Dataset items:
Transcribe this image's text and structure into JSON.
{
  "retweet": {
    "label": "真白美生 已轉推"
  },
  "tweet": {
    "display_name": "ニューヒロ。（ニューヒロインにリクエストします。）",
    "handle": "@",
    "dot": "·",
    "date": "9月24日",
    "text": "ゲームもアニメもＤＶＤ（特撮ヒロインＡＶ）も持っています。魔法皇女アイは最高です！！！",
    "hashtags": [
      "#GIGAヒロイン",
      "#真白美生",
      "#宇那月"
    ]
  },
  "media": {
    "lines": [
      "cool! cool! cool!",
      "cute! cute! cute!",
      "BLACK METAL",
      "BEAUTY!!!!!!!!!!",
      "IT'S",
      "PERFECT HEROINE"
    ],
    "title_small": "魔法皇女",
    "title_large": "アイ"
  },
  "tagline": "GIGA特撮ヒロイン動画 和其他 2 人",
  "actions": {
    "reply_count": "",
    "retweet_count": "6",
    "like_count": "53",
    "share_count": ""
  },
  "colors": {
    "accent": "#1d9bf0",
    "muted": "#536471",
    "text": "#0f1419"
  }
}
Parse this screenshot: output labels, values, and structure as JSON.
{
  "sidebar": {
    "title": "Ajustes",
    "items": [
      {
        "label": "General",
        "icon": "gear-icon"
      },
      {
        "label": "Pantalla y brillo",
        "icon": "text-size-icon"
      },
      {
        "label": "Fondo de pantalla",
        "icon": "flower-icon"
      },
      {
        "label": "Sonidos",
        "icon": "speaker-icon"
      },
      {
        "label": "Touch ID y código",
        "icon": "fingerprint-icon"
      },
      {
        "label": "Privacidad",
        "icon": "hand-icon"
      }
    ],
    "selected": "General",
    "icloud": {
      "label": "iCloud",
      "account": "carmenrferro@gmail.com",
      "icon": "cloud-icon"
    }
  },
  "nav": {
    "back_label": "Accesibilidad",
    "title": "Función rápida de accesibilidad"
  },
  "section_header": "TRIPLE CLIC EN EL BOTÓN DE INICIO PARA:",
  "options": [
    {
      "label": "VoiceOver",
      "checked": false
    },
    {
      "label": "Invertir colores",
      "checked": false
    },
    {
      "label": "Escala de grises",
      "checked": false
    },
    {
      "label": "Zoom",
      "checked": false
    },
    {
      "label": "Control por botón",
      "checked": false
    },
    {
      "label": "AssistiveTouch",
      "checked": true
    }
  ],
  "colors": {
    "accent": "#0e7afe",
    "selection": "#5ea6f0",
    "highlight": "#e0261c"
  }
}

Problem details: Extract the whole listing, character for character.

Output of the task:
Transcribe this image's text and structure into JSON.
{
  "retweet": {
    "label": "真白美生 已轉推"
  },
  "tweet": {
    "display_name": "ニューヒロ。（ニューヒロインにリクエストします。）",
    "handle": "@",
    "dot": "·",
    "date": "9月24日",
    "text": "ゲームもアニメもＤＶＤ（特撮ヒロインＡＶ）も持っています。魔法皇女アイは最高です！！！",
    "hashtags": [
      "#GIGAヒロイン",
      "#真白美生",
      "#宇那月"
    ]
  },
  "media": {
    "lines": [
      "cool! cool! cool!",
      "cute! cute! cute!",
      "BLACK METAL",
      "BEAUTY!!!!!!!!!!",
      "IT'S",
      "PERFECT HEROINE"
    ],
    "title_small": "魔法皇女",
    "title_large": "アイ"
  },
  "tagline": "GIGA特撮ヒロイン動画 和其他 2 人",
  "actions": {
    "reply_count": "",
    "retweet_count": "6",
    "like_count": "53",
    "share_count": ""
  },
  "colors": {
    "accent": "#1d9bf0",
    "muted": "#536471",
    "text": "#0f1419"
  }
}
Parse this screenshot: output labels, values, and structure as JSON.
{
  "sidebar": {
    "title": "Ajustes",
    "items": [
      {
        "label": "General",
        "icon": "gear-icon"
      },
      {
        "label": "Pantalla y brillo",
        "icon": "text-size-icon"
      },
      {
        "label": "Fondo de pantalla",
        "icon": "flower-icon"
      },
      {
        "label": "Sonidos",
        "icon": "speaker-icon"
      },
      {
        "label": "Touch ID y código",
        "icon": "fingerprint-icon"
      },
      {
        "label": "Privacidad",
        "icon": "hand-icon"
      }
    ],
    "selected": "General",
    "icloud": {
      "label": "iCloud",
      "account": "carmenrferro@gmail.com",
      "icon": "cloud-icon"
    }
  },
  "nav": {
    "back_label": "Accesibilidad",
    "title": "Función rápida de accesibilidad"
  },
  "section_header": "TRIPLE CLIC EN EL BOTÓN DE INICIO PARA:",
  "options": [
    {
      "label": "VoiceOver",
      "checked": false
    },
    {
      "label": "Invertir colores",
      "checked": false
    },
    {
      "label": "Escala de grises",
      "checked": false
    },
    {
      "label": "Zoom",
      "checked": false
    },
    {
      "label": "Control por botón",
      "checked": false
    },
    {
      "label": "AssistiveTouch",
      "checked": true
    }
  ],
  "colors": {
    "accent": "#0e7afe",
    "selection": "#5ea6f0",
    "highlight": "#e0261c"
  }
}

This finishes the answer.